▶ INSTRUCTIONS FOR THE TASK
Count how many lines in this material contain "xlabel". The answer is that number alone.

▶ RECORDED DATA
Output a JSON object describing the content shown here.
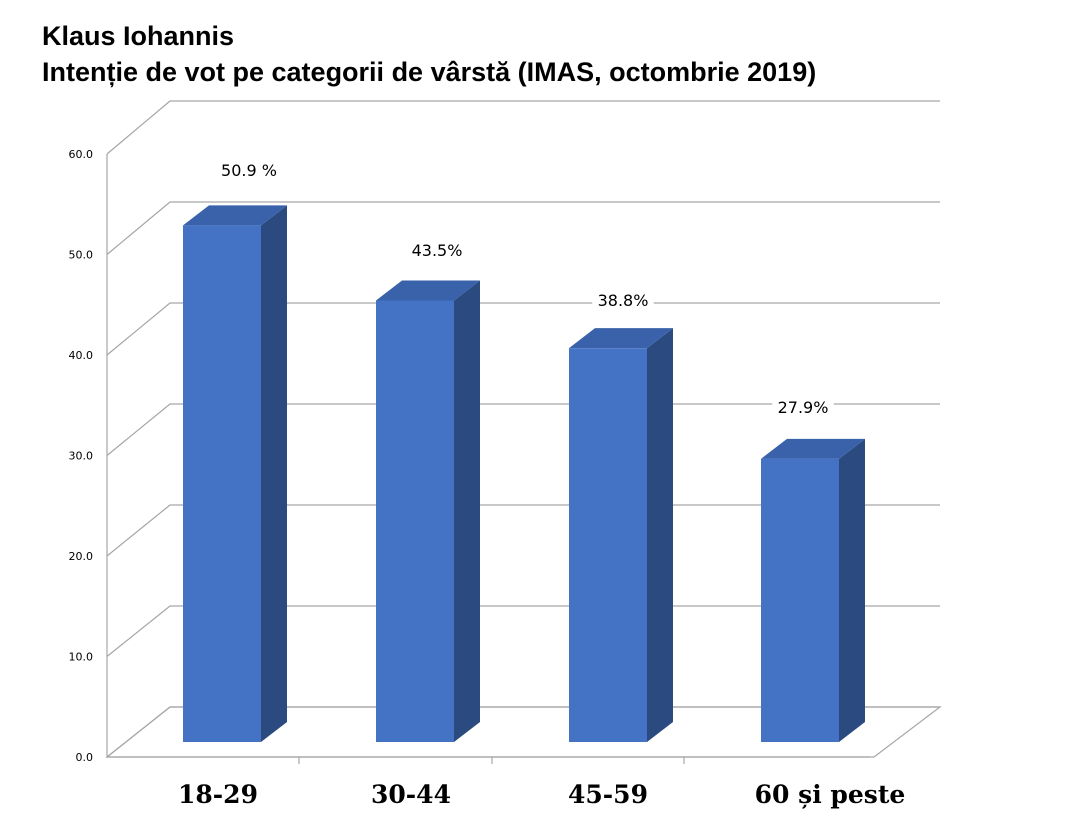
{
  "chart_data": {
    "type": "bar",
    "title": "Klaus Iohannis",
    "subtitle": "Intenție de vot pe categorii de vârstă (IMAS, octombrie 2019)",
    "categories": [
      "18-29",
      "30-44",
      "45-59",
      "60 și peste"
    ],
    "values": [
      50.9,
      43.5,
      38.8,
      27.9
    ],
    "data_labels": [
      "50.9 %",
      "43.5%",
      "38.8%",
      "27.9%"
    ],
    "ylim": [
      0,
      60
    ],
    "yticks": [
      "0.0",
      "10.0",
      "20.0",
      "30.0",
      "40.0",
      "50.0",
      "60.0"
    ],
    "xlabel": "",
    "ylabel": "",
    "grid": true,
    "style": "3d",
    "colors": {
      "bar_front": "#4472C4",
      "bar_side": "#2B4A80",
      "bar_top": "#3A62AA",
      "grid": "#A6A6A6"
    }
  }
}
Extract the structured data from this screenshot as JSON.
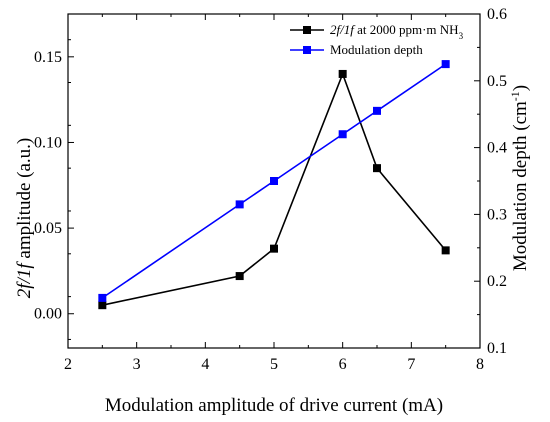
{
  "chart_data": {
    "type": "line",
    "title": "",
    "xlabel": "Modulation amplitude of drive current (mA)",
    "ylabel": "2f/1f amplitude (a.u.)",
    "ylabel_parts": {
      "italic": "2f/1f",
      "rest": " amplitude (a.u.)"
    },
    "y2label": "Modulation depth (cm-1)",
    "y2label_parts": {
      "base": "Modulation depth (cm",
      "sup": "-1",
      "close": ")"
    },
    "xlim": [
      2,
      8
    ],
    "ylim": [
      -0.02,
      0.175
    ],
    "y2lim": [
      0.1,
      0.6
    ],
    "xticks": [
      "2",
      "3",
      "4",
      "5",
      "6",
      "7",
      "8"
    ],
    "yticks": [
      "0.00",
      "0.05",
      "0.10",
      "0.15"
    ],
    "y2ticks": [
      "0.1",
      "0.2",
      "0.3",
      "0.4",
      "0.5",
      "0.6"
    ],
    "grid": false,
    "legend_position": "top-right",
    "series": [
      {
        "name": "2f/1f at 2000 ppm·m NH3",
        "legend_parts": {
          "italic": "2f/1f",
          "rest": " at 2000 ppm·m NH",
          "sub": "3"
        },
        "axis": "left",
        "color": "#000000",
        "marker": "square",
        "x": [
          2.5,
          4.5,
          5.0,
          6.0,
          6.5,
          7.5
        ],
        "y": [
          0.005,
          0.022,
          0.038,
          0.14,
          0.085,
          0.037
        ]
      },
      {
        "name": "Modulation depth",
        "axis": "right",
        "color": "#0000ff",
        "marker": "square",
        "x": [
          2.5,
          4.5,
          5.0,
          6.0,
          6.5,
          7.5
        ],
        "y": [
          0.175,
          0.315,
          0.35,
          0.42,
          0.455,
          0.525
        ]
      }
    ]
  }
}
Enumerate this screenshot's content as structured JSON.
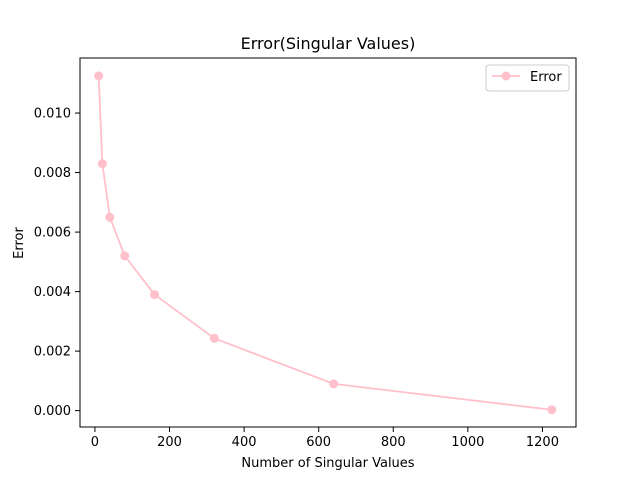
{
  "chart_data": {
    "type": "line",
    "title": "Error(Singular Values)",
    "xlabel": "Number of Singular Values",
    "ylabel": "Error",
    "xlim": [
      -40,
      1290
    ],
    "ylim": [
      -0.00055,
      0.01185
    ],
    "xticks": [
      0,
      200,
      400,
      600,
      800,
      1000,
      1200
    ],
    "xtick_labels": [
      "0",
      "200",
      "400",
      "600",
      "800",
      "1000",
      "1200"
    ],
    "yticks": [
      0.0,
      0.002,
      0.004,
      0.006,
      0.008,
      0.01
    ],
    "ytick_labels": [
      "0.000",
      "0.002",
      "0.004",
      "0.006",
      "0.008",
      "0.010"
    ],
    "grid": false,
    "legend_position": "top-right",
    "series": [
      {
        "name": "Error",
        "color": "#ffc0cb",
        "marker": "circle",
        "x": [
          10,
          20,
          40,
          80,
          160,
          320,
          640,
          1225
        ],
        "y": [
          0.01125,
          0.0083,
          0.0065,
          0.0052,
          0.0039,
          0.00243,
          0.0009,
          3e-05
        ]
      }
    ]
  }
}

▶ SOLUTION TO THIS TASK
3